## Prompt
In the material below, the lines containing the word "Запрещается" are required; copy each of them.
# # # #
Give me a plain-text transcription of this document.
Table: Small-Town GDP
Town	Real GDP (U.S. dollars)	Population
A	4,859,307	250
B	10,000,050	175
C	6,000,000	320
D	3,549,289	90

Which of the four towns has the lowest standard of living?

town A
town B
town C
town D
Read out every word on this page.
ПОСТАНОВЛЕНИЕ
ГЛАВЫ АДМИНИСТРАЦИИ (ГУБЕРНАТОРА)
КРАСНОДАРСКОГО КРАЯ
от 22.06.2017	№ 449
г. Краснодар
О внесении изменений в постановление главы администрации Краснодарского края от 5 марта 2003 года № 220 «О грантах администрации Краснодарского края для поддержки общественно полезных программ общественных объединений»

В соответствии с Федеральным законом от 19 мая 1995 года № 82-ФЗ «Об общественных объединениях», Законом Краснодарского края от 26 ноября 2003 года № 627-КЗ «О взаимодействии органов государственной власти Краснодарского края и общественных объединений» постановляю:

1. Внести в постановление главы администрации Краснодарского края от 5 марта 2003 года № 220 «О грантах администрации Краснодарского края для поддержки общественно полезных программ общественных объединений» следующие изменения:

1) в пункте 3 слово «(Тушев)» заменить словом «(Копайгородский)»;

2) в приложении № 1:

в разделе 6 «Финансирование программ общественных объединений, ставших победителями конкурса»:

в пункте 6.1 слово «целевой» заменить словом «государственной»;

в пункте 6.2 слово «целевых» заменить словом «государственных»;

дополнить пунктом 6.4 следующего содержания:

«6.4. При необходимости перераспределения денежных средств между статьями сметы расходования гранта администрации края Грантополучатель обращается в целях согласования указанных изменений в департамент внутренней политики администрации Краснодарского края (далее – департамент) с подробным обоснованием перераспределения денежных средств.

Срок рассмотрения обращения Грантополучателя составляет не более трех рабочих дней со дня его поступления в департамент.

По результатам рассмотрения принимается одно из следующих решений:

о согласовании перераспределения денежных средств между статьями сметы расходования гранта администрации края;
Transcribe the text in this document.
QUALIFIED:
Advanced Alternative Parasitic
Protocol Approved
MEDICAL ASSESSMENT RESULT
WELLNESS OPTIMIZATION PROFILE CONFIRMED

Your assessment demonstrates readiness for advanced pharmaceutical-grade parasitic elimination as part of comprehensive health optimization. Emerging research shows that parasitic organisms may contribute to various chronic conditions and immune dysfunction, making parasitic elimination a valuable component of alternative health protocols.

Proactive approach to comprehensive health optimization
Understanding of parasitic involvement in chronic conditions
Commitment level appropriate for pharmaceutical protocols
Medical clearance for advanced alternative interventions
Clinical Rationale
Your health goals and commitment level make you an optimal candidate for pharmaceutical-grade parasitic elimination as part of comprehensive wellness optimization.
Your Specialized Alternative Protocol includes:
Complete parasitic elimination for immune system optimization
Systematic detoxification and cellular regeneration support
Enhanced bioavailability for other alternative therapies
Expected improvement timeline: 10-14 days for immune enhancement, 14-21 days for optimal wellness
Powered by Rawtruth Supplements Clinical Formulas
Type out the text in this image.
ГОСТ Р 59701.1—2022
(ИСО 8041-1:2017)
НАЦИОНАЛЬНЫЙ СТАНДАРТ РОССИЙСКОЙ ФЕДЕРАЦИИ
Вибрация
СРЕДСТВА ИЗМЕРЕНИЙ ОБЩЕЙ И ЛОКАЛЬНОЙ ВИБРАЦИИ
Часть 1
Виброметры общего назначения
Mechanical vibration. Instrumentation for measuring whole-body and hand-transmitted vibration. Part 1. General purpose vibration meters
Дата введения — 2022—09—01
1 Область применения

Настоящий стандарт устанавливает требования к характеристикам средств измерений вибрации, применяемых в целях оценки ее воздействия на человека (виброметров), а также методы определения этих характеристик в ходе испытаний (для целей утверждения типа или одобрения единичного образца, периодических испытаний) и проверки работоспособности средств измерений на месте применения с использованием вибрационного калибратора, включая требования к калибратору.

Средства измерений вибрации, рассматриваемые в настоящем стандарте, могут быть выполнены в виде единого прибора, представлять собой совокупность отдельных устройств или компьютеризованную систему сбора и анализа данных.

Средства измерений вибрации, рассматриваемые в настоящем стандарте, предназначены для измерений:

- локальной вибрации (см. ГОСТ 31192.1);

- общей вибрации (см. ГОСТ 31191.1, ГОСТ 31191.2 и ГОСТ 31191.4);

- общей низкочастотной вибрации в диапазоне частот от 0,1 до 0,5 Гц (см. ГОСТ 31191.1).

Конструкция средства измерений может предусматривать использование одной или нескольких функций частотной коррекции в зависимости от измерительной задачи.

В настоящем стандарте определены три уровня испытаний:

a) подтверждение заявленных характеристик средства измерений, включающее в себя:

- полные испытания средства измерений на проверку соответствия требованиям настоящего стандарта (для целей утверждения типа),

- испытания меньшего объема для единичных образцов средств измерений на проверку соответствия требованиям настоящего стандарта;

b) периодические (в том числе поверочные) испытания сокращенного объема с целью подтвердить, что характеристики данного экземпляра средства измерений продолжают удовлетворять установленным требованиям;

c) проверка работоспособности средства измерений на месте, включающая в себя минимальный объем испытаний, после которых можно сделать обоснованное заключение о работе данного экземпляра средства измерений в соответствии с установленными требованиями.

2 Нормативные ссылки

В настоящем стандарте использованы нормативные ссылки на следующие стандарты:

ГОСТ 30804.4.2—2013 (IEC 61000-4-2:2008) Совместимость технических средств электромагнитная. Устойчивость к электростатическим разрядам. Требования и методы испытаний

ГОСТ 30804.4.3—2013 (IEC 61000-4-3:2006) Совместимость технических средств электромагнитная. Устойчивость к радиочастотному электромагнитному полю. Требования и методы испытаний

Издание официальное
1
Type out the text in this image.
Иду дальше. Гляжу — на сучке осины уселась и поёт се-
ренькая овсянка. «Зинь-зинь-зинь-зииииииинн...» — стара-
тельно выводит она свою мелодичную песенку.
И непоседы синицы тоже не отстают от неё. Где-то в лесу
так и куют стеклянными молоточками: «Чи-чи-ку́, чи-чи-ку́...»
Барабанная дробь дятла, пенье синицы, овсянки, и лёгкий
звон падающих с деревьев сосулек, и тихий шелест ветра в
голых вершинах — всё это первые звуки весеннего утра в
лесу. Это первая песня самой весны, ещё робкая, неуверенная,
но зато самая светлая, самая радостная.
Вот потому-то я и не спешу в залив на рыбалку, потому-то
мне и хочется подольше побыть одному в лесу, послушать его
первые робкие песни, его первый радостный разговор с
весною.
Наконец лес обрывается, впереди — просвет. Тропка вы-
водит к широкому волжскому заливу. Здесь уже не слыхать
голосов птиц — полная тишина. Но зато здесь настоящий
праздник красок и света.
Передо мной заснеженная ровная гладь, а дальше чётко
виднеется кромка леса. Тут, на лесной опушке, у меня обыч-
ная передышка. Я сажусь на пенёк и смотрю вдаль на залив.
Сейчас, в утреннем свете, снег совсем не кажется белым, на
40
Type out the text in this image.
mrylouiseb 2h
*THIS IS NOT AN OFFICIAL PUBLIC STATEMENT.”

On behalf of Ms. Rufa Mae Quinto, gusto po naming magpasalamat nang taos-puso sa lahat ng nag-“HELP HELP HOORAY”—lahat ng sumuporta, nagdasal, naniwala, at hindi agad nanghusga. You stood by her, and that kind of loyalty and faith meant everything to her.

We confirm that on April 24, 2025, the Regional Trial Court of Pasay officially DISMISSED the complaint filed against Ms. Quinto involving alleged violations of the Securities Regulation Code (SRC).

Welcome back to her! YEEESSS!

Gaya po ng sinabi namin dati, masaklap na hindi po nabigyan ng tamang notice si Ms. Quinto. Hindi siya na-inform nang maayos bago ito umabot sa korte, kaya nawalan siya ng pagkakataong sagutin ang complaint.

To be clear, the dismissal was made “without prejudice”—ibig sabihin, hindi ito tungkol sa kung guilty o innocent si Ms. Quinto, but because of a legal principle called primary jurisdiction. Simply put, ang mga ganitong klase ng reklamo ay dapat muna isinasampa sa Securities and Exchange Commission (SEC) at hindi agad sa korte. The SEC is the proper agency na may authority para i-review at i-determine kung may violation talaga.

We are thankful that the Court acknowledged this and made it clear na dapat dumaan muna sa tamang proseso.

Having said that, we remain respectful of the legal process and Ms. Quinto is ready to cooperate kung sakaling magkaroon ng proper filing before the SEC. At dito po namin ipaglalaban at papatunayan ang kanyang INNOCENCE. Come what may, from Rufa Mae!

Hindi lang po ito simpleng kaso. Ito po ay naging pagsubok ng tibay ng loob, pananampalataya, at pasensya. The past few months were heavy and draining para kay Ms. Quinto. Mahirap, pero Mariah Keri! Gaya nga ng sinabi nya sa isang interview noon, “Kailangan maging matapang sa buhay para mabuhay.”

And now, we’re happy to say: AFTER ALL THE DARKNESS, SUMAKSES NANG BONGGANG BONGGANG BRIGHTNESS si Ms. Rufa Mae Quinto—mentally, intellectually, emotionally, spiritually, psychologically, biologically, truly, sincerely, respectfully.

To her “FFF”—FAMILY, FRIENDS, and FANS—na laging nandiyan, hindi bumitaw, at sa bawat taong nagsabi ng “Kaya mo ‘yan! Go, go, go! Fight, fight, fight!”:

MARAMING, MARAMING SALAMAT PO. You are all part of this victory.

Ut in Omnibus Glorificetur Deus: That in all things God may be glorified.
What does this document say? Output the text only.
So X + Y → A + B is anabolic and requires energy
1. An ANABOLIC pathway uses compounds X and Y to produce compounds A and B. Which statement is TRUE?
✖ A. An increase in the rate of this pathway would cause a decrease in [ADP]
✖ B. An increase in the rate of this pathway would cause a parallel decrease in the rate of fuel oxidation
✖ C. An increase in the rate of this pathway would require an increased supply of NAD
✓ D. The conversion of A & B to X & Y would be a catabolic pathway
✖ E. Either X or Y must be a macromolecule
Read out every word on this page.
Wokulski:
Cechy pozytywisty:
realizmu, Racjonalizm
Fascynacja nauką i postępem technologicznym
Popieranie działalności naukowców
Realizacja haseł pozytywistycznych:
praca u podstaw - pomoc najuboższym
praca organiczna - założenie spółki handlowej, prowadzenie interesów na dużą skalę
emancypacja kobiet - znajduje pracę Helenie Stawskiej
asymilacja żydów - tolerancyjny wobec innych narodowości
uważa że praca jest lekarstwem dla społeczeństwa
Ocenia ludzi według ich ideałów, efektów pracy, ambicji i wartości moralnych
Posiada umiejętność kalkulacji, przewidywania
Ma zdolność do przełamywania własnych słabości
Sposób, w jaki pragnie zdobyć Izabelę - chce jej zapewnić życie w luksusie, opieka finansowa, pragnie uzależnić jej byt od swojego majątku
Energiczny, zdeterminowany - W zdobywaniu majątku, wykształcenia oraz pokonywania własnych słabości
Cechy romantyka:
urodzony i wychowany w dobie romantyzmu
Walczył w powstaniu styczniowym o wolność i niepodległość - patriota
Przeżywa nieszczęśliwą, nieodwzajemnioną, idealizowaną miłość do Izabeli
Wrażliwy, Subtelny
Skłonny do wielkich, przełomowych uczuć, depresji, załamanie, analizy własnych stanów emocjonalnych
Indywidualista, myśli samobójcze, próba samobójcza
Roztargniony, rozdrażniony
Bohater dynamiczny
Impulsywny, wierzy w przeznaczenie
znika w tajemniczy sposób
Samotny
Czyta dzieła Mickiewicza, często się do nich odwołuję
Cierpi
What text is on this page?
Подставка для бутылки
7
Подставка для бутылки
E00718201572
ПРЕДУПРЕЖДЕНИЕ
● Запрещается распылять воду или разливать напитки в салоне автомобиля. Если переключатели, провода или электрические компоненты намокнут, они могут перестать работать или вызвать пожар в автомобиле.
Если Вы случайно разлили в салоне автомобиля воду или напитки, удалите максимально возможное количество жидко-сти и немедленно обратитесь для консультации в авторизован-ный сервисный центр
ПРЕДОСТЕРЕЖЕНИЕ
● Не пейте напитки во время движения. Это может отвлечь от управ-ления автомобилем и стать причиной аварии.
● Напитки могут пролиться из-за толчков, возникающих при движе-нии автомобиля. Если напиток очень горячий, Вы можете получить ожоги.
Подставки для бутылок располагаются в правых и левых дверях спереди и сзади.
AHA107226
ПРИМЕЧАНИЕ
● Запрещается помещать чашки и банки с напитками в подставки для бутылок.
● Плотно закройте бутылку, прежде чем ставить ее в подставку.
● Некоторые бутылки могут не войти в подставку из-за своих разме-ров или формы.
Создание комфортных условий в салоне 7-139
# # # #
## Complete answer
● Запрещается распылять воду или разливать напитки в салоне автомобиля. Если переключатели, провода или электрические компоненты намокнут, они могут перестать работать или вызвать пожар в автомобиле.
● Запрещается помещать чашки и банки с напитками в подставки для бутылок.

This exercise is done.